[Exercise goal]
Print every line of the listing exactly, please.

═══

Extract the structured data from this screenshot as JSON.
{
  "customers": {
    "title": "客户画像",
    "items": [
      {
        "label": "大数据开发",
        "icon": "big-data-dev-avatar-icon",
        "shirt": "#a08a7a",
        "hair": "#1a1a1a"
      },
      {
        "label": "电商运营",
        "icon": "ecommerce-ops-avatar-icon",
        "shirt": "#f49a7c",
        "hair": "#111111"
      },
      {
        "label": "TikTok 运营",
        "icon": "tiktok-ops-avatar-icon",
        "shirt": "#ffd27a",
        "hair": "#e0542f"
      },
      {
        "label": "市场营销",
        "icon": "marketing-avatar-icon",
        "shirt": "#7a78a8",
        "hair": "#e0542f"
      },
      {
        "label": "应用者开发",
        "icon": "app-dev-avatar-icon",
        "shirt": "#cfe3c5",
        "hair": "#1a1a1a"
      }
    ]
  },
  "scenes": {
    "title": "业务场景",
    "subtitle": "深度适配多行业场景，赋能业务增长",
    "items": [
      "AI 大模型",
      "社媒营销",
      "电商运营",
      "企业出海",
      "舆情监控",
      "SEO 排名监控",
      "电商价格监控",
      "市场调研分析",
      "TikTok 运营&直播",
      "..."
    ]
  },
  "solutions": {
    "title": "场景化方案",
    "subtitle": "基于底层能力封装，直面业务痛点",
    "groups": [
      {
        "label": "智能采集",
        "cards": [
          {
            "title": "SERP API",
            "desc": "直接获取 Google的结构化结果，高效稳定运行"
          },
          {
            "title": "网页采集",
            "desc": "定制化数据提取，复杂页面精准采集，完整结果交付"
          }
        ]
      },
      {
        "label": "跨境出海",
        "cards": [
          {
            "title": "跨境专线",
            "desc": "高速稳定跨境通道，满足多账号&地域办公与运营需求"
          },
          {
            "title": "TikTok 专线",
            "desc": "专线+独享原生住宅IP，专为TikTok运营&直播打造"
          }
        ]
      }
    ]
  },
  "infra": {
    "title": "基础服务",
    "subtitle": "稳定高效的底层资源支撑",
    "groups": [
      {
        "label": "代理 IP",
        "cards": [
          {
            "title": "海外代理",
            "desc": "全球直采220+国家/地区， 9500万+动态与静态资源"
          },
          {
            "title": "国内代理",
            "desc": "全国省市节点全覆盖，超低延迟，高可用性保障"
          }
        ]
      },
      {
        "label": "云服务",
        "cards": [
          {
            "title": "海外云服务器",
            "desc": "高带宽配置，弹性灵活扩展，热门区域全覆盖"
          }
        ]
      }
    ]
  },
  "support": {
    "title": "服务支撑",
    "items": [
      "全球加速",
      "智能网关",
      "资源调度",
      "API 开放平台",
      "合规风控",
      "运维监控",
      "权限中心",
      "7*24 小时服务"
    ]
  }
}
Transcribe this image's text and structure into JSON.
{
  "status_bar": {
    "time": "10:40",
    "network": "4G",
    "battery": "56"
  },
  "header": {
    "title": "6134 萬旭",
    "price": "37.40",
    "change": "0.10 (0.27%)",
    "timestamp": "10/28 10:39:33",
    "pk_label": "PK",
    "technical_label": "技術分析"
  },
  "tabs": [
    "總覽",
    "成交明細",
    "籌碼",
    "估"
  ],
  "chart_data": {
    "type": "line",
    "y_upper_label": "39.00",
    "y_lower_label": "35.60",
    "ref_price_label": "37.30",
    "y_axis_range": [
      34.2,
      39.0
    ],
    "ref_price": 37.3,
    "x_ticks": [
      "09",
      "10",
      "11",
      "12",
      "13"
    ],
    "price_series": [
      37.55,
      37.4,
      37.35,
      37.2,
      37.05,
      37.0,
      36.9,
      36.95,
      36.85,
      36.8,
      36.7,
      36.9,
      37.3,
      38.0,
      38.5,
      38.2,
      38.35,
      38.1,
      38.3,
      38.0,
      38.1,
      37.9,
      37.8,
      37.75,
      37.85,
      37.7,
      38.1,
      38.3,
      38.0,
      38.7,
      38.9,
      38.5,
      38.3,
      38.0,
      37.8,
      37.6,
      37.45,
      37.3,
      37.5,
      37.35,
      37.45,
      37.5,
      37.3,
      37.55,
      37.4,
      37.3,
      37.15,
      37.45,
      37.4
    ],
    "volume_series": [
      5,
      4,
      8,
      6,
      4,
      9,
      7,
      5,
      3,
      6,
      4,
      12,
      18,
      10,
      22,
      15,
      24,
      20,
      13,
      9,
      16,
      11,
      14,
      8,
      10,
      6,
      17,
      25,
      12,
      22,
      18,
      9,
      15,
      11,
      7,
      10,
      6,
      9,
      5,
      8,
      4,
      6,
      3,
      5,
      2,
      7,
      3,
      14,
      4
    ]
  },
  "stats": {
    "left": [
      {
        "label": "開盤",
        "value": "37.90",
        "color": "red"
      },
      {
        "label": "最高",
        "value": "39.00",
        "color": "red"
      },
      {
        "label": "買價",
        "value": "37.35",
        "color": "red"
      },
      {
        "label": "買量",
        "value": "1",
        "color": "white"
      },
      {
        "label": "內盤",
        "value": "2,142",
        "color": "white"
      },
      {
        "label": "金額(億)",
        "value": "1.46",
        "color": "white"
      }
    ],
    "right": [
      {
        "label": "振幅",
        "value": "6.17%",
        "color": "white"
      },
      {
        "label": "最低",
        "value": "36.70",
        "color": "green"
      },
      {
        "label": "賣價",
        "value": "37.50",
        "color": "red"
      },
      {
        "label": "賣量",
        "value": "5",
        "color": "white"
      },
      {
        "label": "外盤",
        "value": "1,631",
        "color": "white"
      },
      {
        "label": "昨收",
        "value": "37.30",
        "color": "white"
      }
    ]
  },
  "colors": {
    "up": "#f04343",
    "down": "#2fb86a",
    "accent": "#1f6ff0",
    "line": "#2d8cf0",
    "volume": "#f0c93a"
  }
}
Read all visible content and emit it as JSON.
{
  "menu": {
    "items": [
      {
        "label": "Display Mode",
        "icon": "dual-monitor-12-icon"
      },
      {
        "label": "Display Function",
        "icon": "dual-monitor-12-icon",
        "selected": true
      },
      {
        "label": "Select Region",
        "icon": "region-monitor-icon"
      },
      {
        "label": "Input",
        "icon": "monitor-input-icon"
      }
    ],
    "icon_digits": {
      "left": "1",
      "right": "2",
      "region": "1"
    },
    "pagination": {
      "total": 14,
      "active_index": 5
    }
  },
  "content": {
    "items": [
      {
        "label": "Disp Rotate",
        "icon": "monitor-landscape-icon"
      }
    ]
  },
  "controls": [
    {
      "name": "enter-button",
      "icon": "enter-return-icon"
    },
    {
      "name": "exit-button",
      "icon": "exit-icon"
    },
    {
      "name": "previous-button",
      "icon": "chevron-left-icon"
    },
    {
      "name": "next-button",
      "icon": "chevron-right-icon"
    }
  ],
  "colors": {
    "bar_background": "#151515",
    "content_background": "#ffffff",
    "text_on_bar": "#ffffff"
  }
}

═══

[Task output]
Extract the structured data from this screenshot as JSON.
{
  "customers": {
    "title": "客户画像",
    "items": [
      {
        "label": "大数据开发",
        "icon": "big-data-dev-avatar-icon",
        "shirt": "#a08a7a",
        "hair": "#1a1a1a"
      },
      {
        "label": "电商运营",
        "icon": "ecommerce-ops-avatar-icon",
        "shirt": "#f49a7c",
        "hair": "#111111"
      },
      {
        "label": "TikTok 运营",
        "icon": "tiktok-ops-avatar-icon",
        "shirt": "#ffd27a",
        "hair": "#e0542f"
      },
      {
        "label": "市场营销",
        "icon": "marketing-avatar-icon",
        "shirt": "#7a78a8",
        "hair": "#e0542f"
      },
      {
        "label": "应用者开发",
        "icon": "app-dev-avatar-icon",
        "shirt": "#cfe3c5",
        "hair": "#1a1a1a"
      }
    ]
  },
  "scenes": {
    "title": "业务场景",
    "subtitle": "深度适配多行业场景，赋能业务增长",
    "items": [
      "AI 大模型",
      "社媒营销",
      "电商运营",
      "企业出海",
      "舆情监控",
      "SEO 排名监控",
      "电商价格监控",
      "市场调研分析",
      "TikTok 运营&直播",
      "..."
    ]
  },
  "solutions": {
    "title": "场景化方案",
    "subtitle": "基于底层能力封装，直面业务痛点",
    "groups": [
      {
        "label": "智能采集",
        "cards": [
          {
            "title": "SERP API",
            "desc": "直接获取 Google的结构化结果，高效稳定运行"
          },
          {
            "title": "网页采集",
            "desc": "定制化数据提取，复杂页面精准采集，完整结果交付"
          }
        ]
      },
      {
        "label": "跨境出海",
        "cards": [
          {
            "title": "跨境专线",
            "desc": "高速稳定跨境通道，满足多账号&地域办公与运营需求"
          },
          {
            "title": "TikTok 专线",
            "desc": "专线+独享原生住宅IP，专为TikTok运营&直播打造"
          }
        ]
      }
    ]
  },
  "infra": {
    "title": "基础服务",
    "subtitle": "稳定高效的底层资源支撑",
    "groups": [
      {
        "label": "代理 IP",
        "cards": [
          {
            "title": "海外代理",
            "desc": "全球直采220+国家/地区， 9500万+动态与静态资源"
          },
          {
            "title": "国内代理",
            "desc": "全国省市节点全覆盖，超低延迟，高可用性保障"
          }
        ]
      },
      {
        "label": "云服务",
        "cards": [
          {
            "title": "海外云服务器",
            "desc": "高带宽配置，弹性灵活扩展，热门区域全覆盖"
          }
        ]
      }
    ]
  },
  "support": {
    "title": "服务支撑",
    "items": [
      "全球加速",
      "智能网关",
      "资源调度",
      "API 开放平台",
      "合规风控",
      "运维监控",
      "权限中心",
      "7*24 小时服务"
    ]
  }
}
Transcribe this image's text and structure into JSON.
{
  "status_bar": {
    "time": "10:40",
    "network": "4G",
    "battery": "56"
  },
  "header": {
    "title": "6134 萬旭",
    "price": "37.40",
    "change": "0.10 (0.27%)",
    "timestamp": "10/28 10:39:33",
    "pk_label": "PK",
    "technical_label": "技術分析"
  },
  "tabs": [
    "總覽",
    "成交明細",
    "籌碼",
    "估"
  ],
  "chart_data": {
    "type": "line",
    "y_upper_label": "39.00",
    "y_lower_label": "35.60",
    "ref_price_label": "37.30",
    "y_axis_range": [
      34.2,
      39.0
    ],
    "ref_price": 37.3,
    "x_ticks": [
      "09",
      "10",
      "11",
      "12",
      "13"
    ],
    "price_series": [
      37.55,
      37.4,
      37.35,
      37.2,
      37.05,
      37.0,
      36.9,
      36.95,
      36.85,
      36.8,
      36.7,
      36.9,
      37.3,
      38.0,
      38.5,
      38.2,
      38.35,
      38.1,
      38.3,
      38.0,
      38.1,
      37.9,
      37.8,
      37.75,
      37.85,
      37.7,
      38.1,
      38.3,
      38.0,
      38.7,
      38.9,
      38.5,
      38.3,
      38.0,
      37.8,
      37.6,
      37.45,
      37.3,
      37.5,
      37.35,
      37.45,
      37.5,
      37.3,
      37.55,
      37.4,
      37.3,
      37.15,
      37.45,
      37.4
    ],
    "volume_series": [
      5,
      4,
      8,
      6,
      4,
      9,
      7,
      5,
      3,
      6,
      4,
      12,
      18,
      10,
      22,
      15,
      24,
      20,
      13,
      9,
      16,
      11,
      14,
      8,
      10,
      6,
      17,
      25,
      12,
      22,
      18,
      9,
      15,
      11,
      7,
      10,
      6,
      9,
      5,
      8,
      4,
      6,
      3,
      5,
      2,
      7,
      3,
      14,
      4
    ]
  },
  "stats": {
    "left": [
      {
        "label": "開盤",
        "value": "37.90",
        "color": "red"
      },
      {
        "label": "最高",
        "value": "39.00",
        "color": "red"
      },
      {
        "label": "買價",
        "value": "37.35",
        "color": "red"
      },
      {
        "label": "買量",
        "value": "1",
        "color": "white"
      },
      {
        "label": "內盤",
        "value": "2,142",
        "color": "white"
      },
      {
        "label": "金額(億)",
        "value": "1.46",
        "color": "white"
      }
    ],
    "right": [
      {
        "label": "振幅",
        "value": "6.17%",
        "color": "white"
      },
      {
        "label": "最低",
        "value": "36.70",
        "color": "green"
      },
      {
        "label": "賣價",
        "value": "37.50",
        "color": "red"
      },
      {
        "label": "賣量",
        "value": "5",
        "color": "white"
      },
      {
        "label": "外盤",
        "value": "1,631",
        "color": "white"
      },
      {
        "label": "昨收",
        "value": "37.30",
        "color": "white"
      }
    ]
  },
  "colors": {
    "up": "#f04343",
    "down": "#2fb86a",
    "accent": "#1f6ff0",
    "line": "#2d8cf0",
    "volume": "#f0c93a"
  }
}
Read all visible content and emit it as JSON.
{
  "menu": {
    "items": [
      {
        "label": "Display Mode",
        "icon": "dual-monitor-12-icon"
      },
      {
        "label": "Display Function",
        "icon": "dual-monitor-12-icon",
        "selected": true
      },
      {
        "label": "Select Region",
        "icon": "region-monitor-icon"
      },
      {
        "label": "Input",
        "icon": "monitor-input-icon"
      }
    ],
    "icon_digits": {
      "left": "1",
      "right": "2",
      "region": "1"
    },
    "pagination": {
      "total": 14,
      "active_index": 5
    }
  },
  "content": {
    "items": [
      {
        "label": "Disp Rotate",
        "icon": "monitor-landscape-icon"
      }
    ]
  },
  "controls": [
    {
      "name": "enter-button",
      "icon": "enter-return-icon"
    },
    {
      "name": "exit-button",
      "icon": "exit-icon"
    },
    {
      "name": "previous-button",
      "icon": "chevron-left-icon"
    },
    {
      "name": "next-button",
      "icon": "chevron-right-icon"
    }
  ],
  "colors": {
    "bar_background": "#151515",
    "content_background": "#ffffff",
    "text_on_bar": "#ffffff"
  }
}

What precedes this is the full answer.